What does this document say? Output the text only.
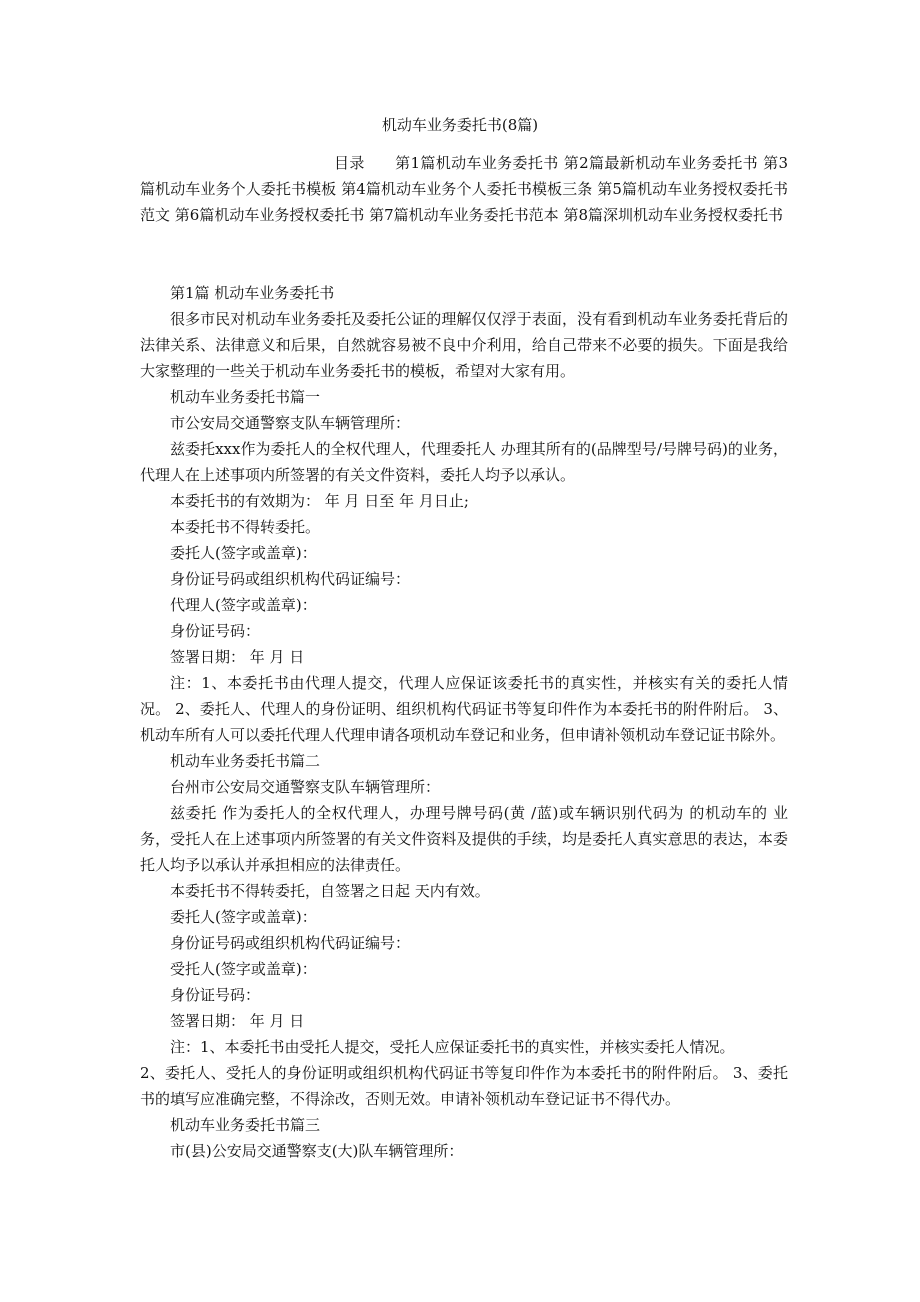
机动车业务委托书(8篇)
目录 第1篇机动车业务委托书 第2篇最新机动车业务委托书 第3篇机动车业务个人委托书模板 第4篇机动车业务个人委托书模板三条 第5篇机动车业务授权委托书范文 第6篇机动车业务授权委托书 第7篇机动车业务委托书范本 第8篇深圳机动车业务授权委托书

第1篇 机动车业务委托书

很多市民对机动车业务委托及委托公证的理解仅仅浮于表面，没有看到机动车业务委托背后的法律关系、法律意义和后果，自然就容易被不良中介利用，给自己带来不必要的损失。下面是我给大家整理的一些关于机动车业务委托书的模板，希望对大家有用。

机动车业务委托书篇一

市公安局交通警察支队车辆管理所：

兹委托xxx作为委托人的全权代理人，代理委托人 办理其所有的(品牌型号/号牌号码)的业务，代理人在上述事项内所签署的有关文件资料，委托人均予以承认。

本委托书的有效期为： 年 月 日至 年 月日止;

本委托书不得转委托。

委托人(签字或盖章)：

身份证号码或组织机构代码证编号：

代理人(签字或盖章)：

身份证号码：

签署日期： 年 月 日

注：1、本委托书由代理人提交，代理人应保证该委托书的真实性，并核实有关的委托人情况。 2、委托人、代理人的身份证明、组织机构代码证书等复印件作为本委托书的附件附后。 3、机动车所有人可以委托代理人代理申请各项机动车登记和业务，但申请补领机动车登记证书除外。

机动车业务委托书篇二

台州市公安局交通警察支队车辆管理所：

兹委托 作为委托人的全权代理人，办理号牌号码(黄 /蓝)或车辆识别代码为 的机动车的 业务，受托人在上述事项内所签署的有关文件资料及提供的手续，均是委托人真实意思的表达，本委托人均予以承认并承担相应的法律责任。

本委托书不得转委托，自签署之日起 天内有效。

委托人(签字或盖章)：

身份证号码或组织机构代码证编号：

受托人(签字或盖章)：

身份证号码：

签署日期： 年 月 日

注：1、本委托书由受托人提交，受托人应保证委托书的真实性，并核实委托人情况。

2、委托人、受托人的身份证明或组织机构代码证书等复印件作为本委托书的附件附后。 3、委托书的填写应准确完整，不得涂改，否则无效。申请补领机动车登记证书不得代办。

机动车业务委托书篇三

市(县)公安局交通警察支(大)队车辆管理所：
□ □ □ □ □ □ □
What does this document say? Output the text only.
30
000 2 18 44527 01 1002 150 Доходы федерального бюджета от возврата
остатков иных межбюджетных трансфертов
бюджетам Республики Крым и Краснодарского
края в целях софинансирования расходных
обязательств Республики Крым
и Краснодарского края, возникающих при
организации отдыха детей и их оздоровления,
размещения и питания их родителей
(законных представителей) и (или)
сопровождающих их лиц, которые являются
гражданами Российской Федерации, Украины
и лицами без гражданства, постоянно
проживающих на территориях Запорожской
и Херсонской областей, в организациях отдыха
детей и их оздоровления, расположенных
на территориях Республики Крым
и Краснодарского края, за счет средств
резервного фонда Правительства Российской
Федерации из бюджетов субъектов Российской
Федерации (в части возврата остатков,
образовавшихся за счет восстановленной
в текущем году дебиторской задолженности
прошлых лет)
□ □ □ □ □ □ □
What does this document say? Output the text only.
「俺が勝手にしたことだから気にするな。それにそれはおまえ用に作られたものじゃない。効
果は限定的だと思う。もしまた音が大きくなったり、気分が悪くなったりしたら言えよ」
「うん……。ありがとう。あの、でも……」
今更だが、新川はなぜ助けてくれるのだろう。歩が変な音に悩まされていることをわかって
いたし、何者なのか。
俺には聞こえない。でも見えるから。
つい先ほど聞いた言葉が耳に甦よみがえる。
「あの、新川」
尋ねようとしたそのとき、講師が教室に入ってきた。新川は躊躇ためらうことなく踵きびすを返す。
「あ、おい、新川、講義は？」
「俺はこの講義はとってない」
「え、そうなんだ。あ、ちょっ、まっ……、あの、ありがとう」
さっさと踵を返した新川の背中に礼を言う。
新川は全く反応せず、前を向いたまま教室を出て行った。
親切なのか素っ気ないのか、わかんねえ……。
□ □ □ □ □ □ □
**REQUIREMENTS**
State how many lines in the records above contain the word "Крым", and give only that number.

**THE SOLUTION**
3